Stored items →

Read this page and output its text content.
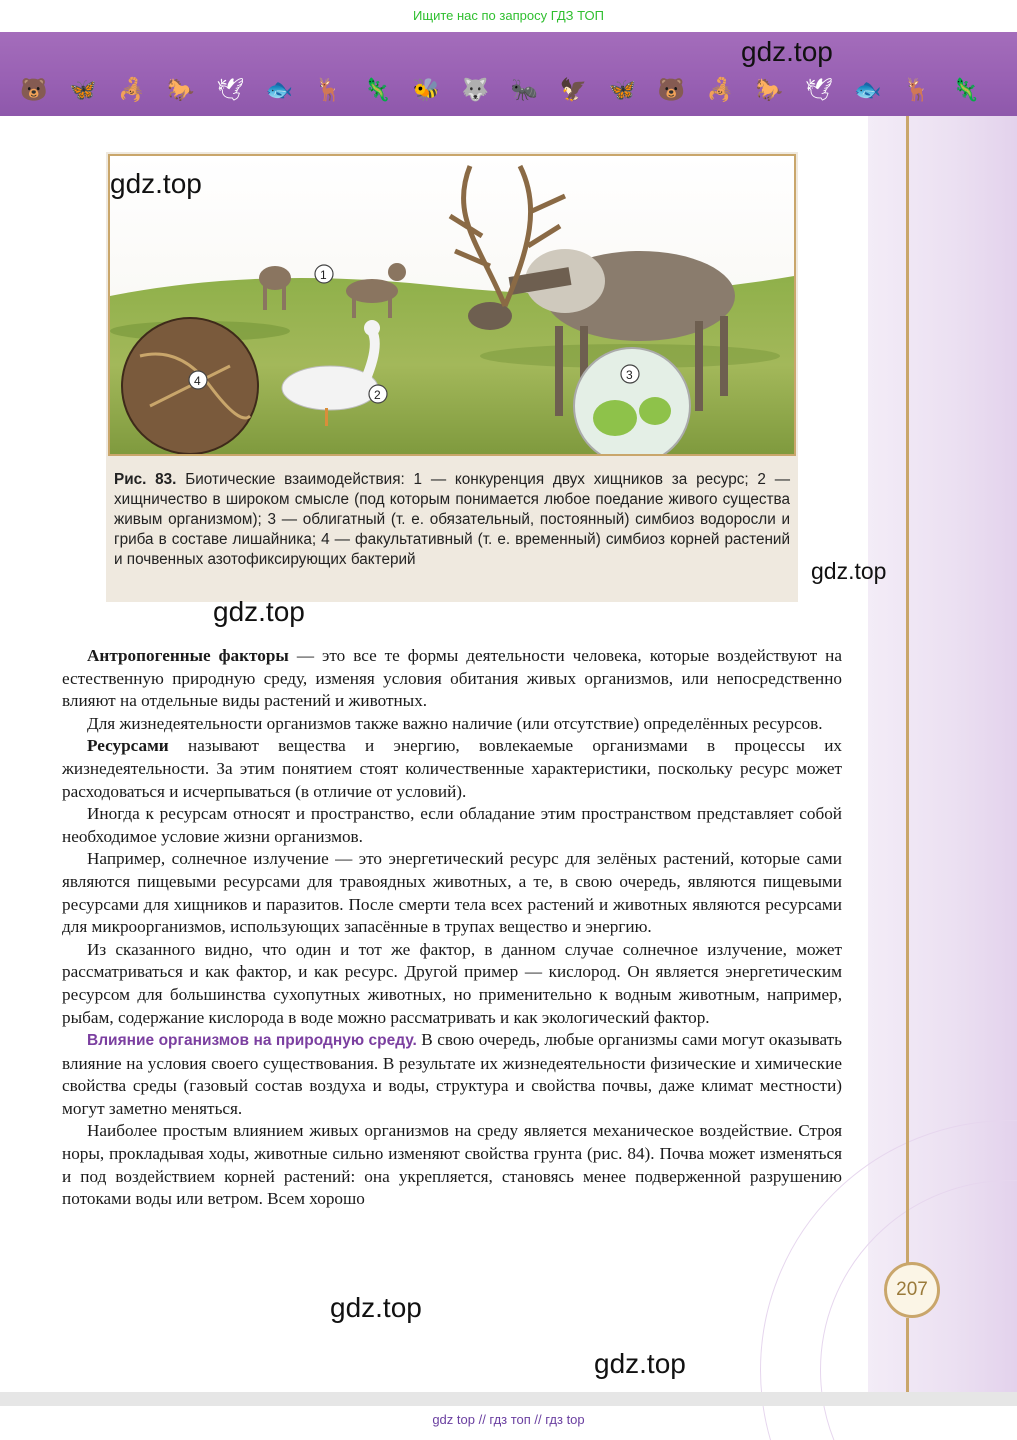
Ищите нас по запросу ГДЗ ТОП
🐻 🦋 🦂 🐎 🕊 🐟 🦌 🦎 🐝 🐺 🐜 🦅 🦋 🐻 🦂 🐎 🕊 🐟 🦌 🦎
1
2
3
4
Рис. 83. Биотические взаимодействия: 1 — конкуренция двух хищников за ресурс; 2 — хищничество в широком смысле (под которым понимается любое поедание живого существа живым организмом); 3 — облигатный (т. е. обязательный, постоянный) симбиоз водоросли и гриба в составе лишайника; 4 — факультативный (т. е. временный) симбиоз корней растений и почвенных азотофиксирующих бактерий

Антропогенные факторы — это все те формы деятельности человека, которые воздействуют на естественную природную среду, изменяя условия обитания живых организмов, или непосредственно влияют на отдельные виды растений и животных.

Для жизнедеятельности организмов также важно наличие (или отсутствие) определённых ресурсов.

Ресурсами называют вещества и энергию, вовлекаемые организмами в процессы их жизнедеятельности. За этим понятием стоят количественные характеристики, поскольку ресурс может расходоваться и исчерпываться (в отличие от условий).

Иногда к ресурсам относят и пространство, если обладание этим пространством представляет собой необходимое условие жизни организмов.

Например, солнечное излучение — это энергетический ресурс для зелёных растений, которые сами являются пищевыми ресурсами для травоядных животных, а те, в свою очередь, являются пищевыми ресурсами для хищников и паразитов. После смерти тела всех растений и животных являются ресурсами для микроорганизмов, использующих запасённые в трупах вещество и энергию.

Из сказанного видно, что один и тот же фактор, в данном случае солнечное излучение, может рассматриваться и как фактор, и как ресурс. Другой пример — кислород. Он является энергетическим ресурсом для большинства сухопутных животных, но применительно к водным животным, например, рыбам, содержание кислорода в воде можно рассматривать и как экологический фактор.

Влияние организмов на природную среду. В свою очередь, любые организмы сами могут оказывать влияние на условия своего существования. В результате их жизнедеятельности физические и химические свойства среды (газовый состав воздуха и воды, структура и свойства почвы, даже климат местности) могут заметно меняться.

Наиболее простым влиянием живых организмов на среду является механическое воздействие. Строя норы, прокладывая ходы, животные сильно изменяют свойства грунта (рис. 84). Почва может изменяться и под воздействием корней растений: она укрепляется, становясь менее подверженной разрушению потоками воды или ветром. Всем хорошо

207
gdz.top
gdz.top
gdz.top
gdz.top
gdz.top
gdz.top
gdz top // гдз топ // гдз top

* * *

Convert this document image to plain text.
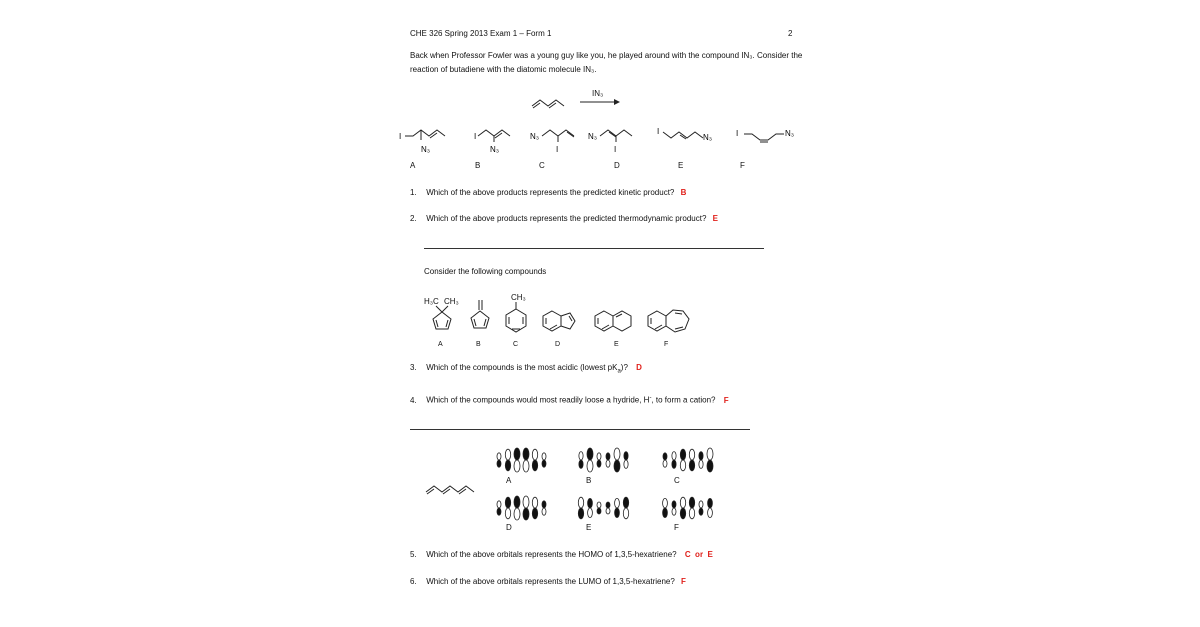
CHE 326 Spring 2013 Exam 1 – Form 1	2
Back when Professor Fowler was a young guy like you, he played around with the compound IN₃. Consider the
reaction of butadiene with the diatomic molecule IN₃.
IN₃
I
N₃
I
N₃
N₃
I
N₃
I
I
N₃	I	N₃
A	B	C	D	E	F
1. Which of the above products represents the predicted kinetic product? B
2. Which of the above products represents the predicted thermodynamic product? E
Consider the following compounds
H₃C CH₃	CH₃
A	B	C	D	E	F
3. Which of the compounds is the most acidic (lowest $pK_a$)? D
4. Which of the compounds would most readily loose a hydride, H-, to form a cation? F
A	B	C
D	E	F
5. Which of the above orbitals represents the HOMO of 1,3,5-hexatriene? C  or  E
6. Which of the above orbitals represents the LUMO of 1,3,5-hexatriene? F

AIM OF THE TASK → Gather each line of the listing that holds the string "above".

COMPLETE RESPONSE →
1. Which of the above products represents the predicted kinetic product? B
2. Which of the above products represents the predicted thermodynamic product? E
5. Which of the above orbitals represents the HOMO of 1,3,5-hexatriene? C  or  E
6. Which of the above orbitals represents the LUMO of 1,3,5-hexatriene? F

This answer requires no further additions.